■ REQUEST
Check every line of the data below for the string "name", and copy the ones that hold it.

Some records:
** START **

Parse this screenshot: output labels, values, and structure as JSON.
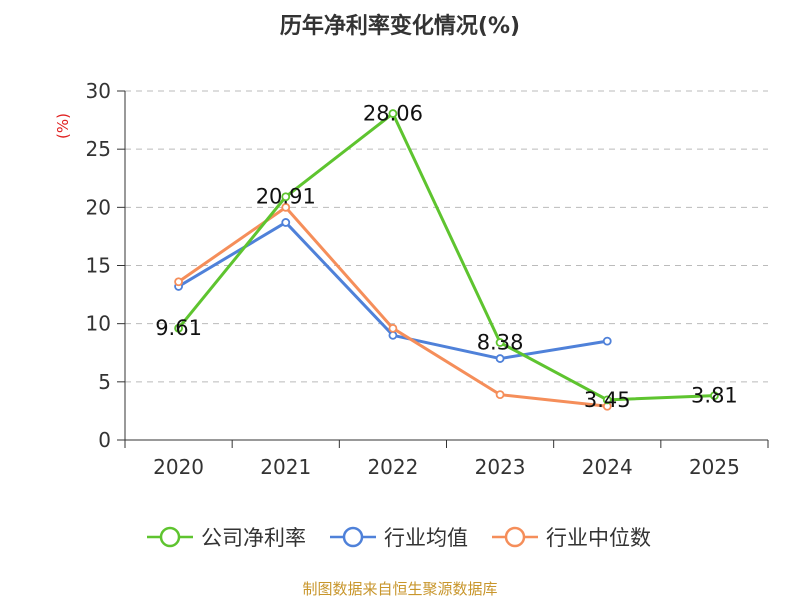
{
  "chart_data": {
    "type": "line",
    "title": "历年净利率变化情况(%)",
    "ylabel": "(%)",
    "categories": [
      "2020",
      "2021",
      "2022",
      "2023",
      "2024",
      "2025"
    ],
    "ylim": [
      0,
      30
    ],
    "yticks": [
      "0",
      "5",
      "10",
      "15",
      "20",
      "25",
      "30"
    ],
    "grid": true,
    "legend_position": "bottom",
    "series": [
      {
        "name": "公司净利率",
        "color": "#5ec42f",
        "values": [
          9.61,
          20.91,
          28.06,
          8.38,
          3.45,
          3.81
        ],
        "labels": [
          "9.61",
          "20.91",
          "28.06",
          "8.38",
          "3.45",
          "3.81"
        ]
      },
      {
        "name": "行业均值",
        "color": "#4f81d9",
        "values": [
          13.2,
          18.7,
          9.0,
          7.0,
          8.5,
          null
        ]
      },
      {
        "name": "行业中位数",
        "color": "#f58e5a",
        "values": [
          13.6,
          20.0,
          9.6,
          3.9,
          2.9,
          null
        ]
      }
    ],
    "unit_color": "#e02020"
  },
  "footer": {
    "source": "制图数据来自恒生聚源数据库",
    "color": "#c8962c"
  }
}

** END **
** START **

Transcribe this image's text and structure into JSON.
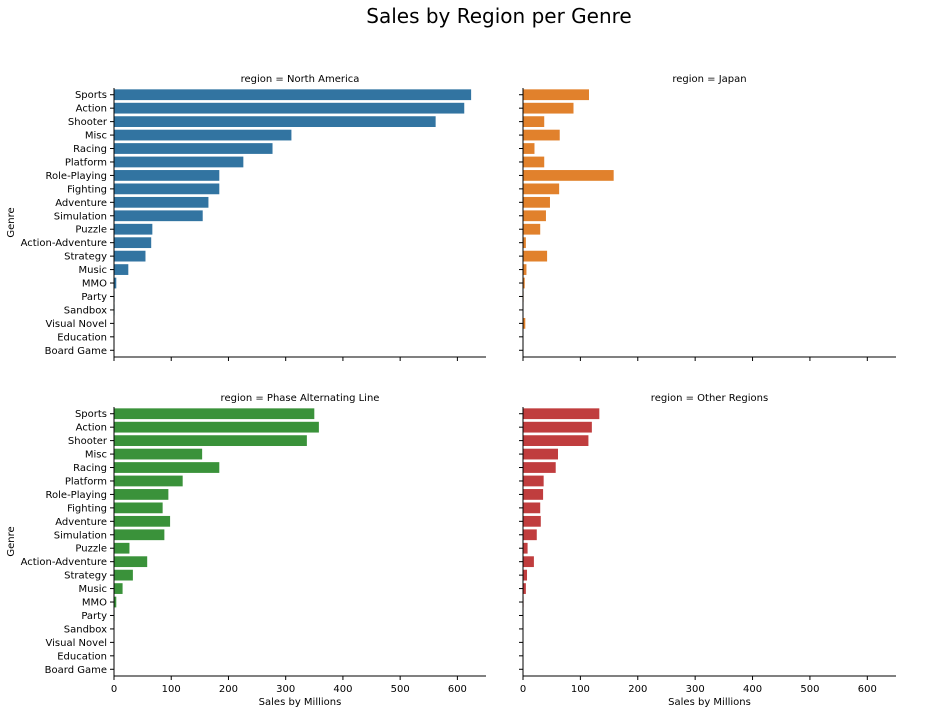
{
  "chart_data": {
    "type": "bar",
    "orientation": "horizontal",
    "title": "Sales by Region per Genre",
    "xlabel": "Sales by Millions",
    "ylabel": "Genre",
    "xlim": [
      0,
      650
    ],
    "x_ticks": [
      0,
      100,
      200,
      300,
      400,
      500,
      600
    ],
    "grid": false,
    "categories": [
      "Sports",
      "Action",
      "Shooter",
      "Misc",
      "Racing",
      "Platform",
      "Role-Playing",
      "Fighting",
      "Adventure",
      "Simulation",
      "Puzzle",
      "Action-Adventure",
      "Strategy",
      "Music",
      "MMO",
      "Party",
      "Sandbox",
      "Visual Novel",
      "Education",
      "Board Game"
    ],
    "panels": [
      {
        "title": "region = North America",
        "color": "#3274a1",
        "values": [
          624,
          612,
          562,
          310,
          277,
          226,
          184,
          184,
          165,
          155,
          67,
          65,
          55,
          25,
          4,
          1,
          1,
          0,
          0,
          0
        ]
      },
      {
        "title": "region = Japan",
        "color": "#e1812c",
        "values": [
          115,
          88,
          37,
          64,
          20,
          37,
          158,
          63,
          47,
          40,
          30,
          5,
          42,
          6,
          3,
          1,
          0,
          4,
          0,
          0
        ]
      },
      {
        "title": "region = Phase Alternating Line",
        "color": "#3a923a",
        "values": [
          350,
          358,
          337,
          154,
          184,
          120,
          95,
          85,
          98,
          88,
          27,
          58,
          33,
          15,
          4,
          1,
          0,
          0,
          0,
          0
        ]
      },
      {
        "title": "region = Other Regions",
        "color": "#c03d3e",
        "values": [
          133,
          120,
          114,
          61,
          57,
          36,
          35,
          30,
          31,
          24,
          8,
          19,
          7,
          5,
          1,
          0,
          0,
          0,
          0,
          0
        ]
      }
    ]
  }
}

** END **
** START **

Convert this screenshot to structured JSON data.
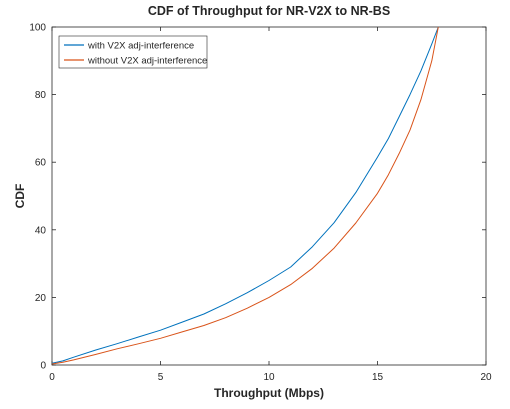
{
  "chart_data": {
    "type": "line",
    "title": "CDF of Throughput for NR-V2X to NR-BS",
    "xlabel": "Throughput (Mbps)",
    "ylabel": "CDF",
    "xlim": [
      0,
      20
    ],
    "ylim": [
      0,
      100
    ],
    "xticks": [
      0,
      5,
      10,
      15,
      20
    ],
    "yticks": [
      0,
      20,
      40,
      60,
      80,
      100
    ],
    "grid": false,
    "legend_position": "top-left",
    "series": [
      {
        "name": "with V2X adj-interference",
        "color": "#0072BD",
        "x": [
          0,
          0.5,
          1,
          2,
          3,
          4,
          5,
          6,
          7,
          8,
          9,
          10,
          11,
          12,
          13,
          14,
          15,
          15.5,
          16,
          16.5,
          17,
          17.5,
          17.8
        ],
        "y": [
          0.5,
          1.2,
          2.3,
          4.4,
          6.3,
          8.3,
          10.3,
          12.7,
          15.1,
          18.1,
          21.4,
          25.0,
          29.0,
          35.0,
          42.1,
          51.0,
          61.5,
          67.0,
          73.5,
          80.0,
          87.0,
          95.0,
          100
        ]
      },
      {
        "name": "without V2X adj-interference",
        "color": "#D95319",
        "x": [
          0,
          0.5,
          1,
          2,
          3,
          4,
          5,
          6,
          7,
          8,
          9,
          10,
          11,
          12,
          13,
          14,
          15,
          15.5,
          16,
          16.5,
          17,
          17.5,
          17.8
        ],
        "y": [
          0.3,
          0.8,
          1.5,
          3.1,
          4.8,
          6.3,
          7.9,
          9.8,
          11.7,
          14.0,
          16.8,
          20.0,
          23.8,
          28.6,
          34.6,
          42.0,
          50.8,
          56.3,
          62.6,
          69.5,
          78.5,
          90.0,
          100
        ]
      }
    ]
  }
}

** END **

■ FULL RESPONSE
        "name": "公司净利率",
        "name": "行业均值",
        "name": "行业中位数",
        "name": "with V2X adj-interference",
        "name": "without V2X adj-interference",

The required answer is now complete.